• _SET TASK 1_:
Please set down, word for word, everything in the passage on modules and scripts from "When importing module" down to "than a module.".
• _SET TASK 2_:
Take the passage on modules and scripts further, starting after its last sentence.

• _READING PASSAGE_:
▬▬▬▬▬▬▬▬▬▬

A Word on Modules and Scripts
In the src
directory there are two subdirectories, apollo_rock_thin_section_classifier
and scripts
. This is a brief explanation of the differences between the two.
Modules
All Python files in the apollo_rock_thin_section_classifier
directory are modules
internal to the project package. Examples here could be a general data loading script,
a definition of a model, or a training function. Think of modules as all the building
blocks of a project.
When a module is importing functions/classes from other modules we use the relative import notation - here's an example:
from .other_module import some_function
Scripts
Python files in the scripts
folder are scripts, which are short code snippets that
are external to the project package, and which is meant to actually run the code. As
such, only scripts will be called from the terminal. An analogy here is that the
internal numpy
code are all modules, but the Python code you write where you import
some numpy
functions and actually run them, that a script.
When importing module functions/classes when you're in a script, you do it like you would normally import from any other package:
from apollo_rock_thin_section_classifier import some_function
Note that this is also how we import functions/classes in tests, since each test Python file is also a Python script, rather than a module.
Features
Docker Setup
A Dockerfile is included in the new repositories, which by default runs
src/scripts/main.py
. You can build the Docker image and run the Docker container by
running make docker
.

▬▬▬▬▬▬▬▬▬▬

• _Rows taken from a layout dataset_:
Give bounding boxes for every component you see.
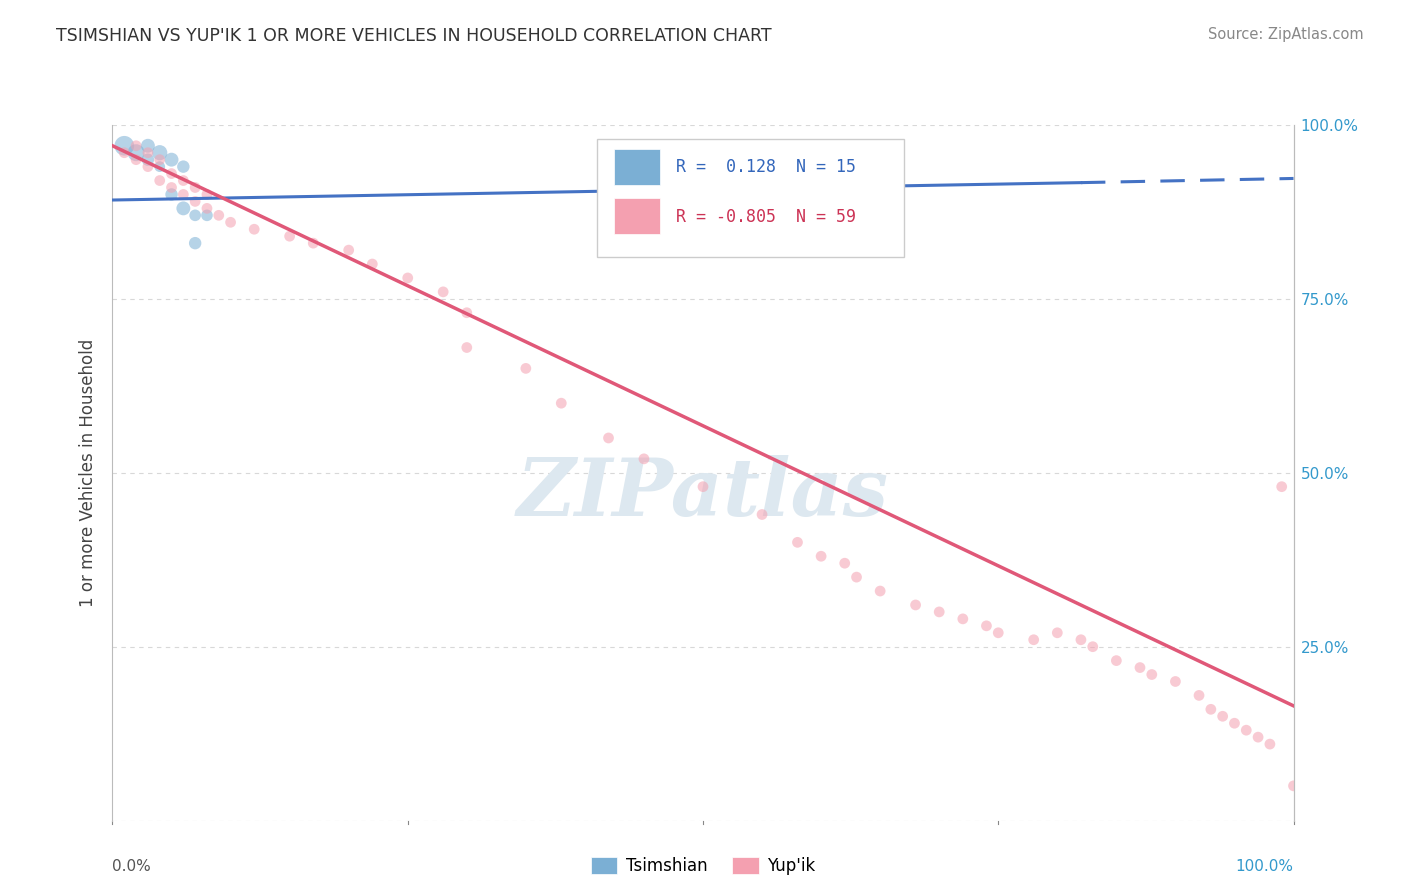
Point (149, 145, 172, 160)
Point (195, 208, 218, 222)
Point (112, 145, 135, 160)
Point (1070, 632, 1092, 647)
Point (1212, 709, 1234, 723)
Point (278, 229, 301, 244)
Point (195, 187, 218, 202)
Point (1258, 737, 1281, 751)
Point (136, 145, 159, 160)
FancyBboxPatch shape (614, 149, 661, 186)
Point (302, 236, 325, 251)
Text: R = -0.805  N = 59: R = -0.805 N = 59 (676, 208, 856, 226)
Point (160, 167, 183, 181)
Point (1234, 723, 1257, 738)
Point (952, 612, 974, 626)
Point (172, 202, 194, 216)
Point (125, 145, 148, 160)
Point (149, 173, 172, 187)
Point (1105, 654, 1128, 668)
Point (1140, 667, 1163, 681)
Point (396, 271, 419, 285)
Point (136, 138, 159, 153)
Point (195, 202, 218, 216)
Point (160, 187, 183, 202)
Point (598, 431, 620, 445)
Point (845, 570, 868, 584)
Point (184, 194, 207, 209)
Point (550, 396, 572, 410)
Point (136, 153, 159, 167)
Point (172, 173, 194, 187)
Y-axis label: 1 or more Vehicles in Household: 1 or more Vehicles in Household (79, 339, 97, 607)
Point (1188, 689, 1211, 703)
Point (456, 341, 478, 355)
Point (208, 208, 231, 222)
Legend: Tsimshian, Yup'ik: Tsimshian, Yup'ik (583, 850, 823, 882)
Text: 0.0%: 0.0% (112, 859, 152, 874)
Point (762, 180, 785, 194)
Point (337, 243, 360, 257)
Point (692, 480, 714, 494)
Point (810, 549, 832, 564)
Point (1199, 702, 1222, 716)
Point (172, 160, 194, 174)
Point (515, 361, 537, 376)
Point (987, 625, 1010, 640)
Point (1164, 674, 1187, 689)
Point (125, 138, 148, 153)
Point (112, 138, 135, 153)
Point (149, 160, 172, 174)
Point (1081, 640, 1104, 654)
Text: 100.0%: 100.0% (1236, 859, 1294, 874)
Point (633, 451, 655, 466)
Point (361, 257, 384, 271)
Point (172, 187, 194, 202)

▬▬▬▬▬▬▬▬▬▬

• _EXERCISE RESULT 1_:
When importing module functions/classes when you're in a script, you do it like you would normally import from any other package:
from apollo_rock_thin_section_classifier import some_function
Note that this is also how we import functions/classes in tests, since each test Python file is also a Python script, rather than a module.

• _EXERCISE RESULT 2_:
Automatic Documentation
Run make docs
to create the documentation in the docs
folder, which is based on
your docstrings in your code. You can publish this documentation to Github Pages by
running make publish-docs
. To add more manual documentation pages, simply add more
Markdown files to the docs
directory; this will automatically be included in the
documentation.
Automatic Test Coverage Calculation
Run make test
to test your code, which also updates the "coverage badge" in the
README, showing you how much of your code base that is currently being tested.
Continuous Integration
Github CI pipelines are included in the repo, running all the tests in the tests
directory, as well as building online documentation, if Github Pages has been enabled
for the repository (can be enabled on Github in the repository settings).
Code Spaces
Code Spaces is a new feature on Github, that allows you to develop on a project
completely in the cloud, without having to do any local setup at all. This repo comes
included with a configuration file for running code spaces on Github. When hosted on
esa/apollo_rock_thin_section_classifier
then simply press the <> Code
button
and add a code space to get started, which will open a VSCode window directly in your
browser.